[START THE RECORDS]
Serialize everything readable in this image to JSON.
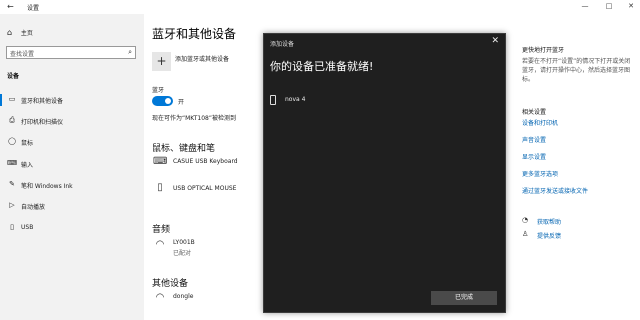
{
  "window": {
    "title": "设置",
    "back_icon": "←",
    "minimize": "—",
    "maximize": "□",
    "close": "✕"
  },
  "sidebar": {
    "home_label": "主页",
    "search_placeholder": "查找设置",
    "section_label": "设备",
    "items": [
      {
        "label": "蓝牙和其他设备",
        "icon": "▭"
      },
      {
        "label": "打印机和扫描仪",
        "icon": "⎙"
      },
      {
        "label": "鼠标",
        "icon": "◯"
      },
      {
        "label": "输入",
        "icon": "⌨"
      },
      {
        "label": "笔和 Windows Ink",
        "icon": "✎"
      },
      {
        "label": "自动播放",
        "icon": "▷"
      },
      {
        "label": "USB",
        "icon": "▯"
      }
    ]
  },
  "main": {
    "title": "蓝牙和其他设备",
    "add_label": "添加蓝牙或其他设备",
    "bluetooth_label": "蓝牙",
    "toggle_state": "开",
    "discoverable": "现在可作为“MKT108”被检测到",
    "mouse_section": "鼠标、键盘和笔",
    "mouse_devices": [
      {
        "name": "CASUE USB Keyboard"
      },
      {
        "name": "USB OPTICAL MOUSE"
      }
    ],
    "audio_section": "音频",
    "audio_device": {
      "name": "LY001B",
      "status": "已配对"
    },
    "other_section": "其他设备",
    "other_device": {
      "name": "dongle"
    }
  },
  "right": {
    "faster_title": "更快地打开蓝牙",
    "faster_text": "若要在不打开“设置”的情况下打开或关闭蓝牙，请打开操作中心，然后选择蓝牙图标。",
    "related_title": "相关设置",
    "links": [
      "设备和打印机",
      "声音设置",
      "显示设置",
      "更多蓝牙选项",
      "通过蓝牙发送或接收文件"
    ],
    "help_label": "获取帮助",
    "feedback_label": "提供反馈"
  },
  "dialog": {
    "title": "添加设备",
    "close": "✕",
    "heading": "你的设备已准备就绪!",
    "device_name": "nova 4",
    "done_label": "已完成"
  }
}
[END THE RECORDS]
WORK INSTRUCTIONS
Make an exact copy of every record, pictures excluded.

OUTPUT FOR THIS TASK
Serialize everything readable in this image to JSON.
{
  "window": {
    "title": "设置",
    "back_icon": "←",
    "minimize": "—",
    "maximize": "□",
    "close": "✕"
  },
  "sidebar": {
    "home_label": "主页",
    "search_placeholder": "查找设置",
    "section_label": "设备",
    "items": [
      {
        "label": "蓝牙和其他设备",
        "icon": "▭"
      },
      {
        "label": "打印机和扫描仪",
        "icon": "⎙"
      },
      {
        "label": "鼠标",
        "icon": "◯"
      },
      {
        "label": "输入",
        "icon": "⌨"
      },
      {
        "label": "笔和 Windows Ink",
        "icon": "✎"
      },
      {
        "label": "自动播放",
        "icon": "▷"
      },
      {
        "label": "USB",
        "icon": "▯"
      }
    ]
  },
  "main": {
    "title": "蓝牙和其他设备",
    "add_label": "添加蓝牙或其他设备",
    "bluetooth_label": "蓝牙",
    "toggle_state": "开",
    "discoverable": "现在可作为“MKT108”被检测到",
    "mouse_section": "鼠标、键盘和笔",
    "mouse_devices": [
      {
        "name": "CASUE USB Keyboard"
      },
      {
        "name": "USB OPTICAL MOUSE"
      }
    ],
    "audio_section": "音频",
    "audio_device": {
      "name": "LY001B",
      "status": "已配对"
    },
    "other_section": "其他设备",
    "other_device": {
      "name": "dongle"
    }
  },
  "right": {
    "faster_title": "更快地打开蓝牙",
    "faster_text": "若要在不打开“设置”的情况下打开或关闭蓝牙，请打开操作中心，然后选择蓝牙图标。",
    "related_title": "相关设置",
    "links": [
      "设备和打印机",
      "声音设置",
      "显示设置",
      "更多蓝牙选项",
      "通过蓝牙发送或接收文件"
    ],
    "help_label": "获取帮助",
    "feedback_label": "提供反馈"
  },
  "dialog": {
    "title": "添加设备",
    "close": "✕",
    "heading": "你的设备已准备就绪!",
    "device_name": "nova 4",
    "done_label": "已完成"
  }
}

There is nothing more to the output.